REQUIREMENTS: Show each line from the listing that includes the word "Pablo".

-=-=-

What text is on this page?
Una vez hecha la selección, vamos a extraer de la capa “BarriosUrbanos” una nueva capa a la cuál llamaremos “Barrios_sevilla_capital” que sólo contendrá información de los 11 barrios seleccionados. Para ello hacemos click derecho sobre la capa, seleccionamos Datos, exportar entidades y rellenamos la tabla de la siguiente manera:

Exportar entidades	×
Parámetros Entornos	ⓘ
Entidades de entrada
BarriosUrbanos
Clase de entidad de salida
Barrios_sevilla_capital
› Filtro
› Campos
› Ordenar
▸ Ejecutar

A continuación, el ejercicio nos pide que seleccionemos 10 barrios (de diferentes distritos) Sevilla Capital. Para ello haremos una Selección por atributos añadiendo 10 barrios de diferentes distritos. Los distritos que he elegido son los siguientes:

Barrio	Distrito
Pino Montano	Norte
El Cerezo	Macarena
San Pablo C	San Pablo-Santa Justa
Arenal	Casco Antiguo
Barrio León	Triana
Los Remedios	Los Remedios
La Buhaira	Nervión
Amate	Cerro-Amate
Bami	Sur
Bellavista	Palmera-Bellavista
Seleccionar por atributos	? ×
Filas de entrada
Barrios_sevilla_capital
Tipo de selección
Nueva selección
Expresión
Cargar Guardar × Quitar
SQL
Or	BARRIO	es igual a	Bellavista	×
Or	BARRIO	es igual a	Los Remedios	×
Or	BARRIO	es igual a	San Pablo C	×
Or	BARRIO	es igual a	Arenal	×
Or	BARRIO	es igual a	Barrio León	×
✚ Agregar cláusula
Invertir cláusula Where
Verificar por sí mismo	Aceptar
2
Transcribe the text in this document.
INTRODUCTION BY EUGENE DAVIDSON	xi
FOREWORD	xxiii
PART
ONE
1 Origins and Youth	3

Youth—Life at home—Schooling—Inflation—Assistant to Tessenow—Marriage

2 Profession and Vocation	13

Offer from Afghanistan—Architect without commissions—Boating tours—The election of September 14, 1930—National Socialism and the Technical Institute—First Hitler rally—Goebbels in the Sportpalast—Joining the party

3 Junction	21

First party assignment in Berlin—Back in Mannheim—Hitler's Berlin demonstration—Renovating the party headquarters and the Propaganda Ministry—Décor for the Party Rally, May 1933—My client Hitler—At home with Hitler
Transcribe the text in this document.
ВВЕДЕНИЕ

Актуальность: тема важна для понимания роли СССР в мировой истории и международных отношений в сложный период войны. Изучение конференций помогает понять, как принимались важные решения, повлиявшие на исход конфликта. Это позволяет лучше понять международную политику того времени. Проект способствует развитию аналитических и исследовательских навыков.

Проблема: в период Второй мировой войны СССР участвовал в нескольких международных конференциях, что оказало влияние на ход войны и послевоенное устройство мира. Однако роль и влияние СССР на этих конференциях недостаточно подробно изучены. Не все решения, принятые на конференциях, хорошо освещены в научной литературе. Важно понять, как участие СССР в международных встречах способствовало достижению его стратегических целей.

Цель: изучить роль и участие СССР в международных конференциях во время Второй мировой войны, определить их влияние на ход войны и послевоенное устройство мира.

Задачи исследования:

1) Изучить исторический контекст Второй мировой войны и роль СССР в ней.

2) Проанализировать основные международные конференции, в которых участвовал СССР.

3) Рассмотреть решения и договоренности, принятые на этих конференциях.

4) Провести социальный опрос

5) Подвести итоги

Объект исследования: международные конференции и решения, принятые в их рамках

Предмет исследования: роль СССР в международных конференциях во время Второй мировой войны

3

-=-=-

FINAL ANSWER:
San Pablo C	San Pablo-Santa Justa
Or	BARRIO	es igual a	San Pablo C	×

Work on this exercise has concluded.